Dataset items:

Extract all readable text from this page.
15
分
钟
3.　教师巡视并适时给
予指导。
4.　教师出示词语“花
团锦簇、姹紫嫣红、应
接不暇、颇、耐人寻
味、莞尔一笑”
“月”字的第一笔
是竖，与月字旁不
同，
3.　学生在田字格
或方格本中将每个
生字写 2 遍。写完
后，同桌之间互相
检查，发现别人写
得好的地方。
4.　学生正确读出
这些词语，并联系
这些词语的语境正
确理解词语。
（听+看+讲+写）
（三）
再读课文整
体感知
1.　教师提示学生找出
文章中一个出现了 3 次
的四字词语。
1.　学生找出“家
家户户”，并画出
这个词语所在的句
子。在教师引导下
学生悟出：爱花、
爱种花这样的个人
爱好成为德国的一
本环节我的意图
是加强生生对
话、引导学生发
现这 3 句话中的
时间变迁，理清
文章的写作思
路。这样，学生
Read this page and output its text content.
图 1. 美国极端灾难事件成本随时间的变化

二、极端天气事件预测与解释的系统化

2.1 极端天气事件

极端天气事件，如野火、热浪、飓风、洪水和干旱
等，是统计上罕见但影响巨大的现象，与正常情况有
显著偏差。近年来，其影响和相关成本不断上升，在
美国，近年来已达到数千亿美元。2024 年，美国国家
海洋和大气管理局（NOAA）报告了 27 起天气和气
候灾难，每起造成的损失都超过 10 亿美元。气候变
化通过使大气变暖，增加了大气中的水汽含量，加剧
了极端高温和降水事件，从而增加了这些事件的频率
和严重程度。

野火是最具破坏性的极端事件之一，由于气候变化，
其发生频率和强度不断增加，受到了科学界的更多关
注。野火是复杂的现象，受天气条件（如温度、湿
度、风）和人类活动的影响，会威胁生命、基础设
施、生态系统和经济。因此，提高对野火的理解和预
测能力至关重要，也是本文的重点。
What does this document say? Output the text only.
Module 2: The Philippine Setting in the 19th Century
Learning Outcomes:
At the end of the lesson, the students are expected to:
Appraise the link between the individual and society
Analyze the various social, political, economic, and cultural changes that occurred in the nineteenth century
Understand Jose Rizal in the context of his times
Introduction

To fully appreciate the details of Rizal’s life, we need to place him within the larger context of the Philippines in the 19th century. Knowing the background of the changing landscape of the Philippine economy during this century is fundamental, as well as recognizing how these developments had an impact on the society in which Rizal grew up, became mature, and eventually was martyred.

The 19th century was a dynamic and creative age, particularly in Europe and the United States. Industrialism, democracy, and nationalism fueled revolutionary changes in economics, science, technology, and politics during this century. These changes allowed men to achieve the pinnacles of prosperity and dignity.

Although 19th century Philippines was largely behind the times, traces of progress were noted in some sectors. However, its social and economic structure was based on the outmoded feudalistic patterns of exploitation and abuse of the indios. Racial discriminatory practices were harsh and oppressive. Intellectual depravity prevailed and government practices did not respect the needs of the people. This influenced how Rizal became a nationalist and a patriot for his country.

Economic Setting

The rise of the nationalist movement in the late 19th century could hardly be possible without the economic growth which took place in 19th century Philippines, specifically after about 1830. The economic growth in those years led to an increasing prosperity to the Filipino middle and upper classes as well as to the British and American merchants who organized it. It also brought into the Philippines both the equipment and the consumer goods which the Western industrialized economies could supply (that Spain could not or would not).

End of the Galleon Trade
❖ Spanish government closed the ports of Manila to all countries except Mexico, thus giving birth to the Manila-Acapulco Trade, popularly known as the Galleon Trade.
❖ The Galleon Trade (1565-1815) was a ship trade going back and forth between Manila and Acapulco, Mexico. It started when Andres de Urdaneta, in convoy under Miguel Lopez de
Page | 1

WRITTEN INSTRUCTION | Return only those lines of the records that contain the string "place".

FINISHED TASK |
To fully appreciate the details of Rizal’s life, we need to place him within the larger context of the Philippines in the 19th century. Knowing the background of the changing landscape of the Philippine economy during this century is fundamental, as well as recognizing how these developments had an impact on the society in which Rizal grew up, became mature, and eventually was martyred.
The rise of the nationalist movement in the late 19th century could hardly be possible without the economic growth which took place in 19th century Philippines, specifically after about 1830. The economic growth in those years led to an increasing prosperity to the Filipino middle and upper classes as well as to the British and American merchants who organized it. It also brought into the Philippines both the equipment and the consumer goods which the Western industrialized economies could supply (that Spain could not or would not).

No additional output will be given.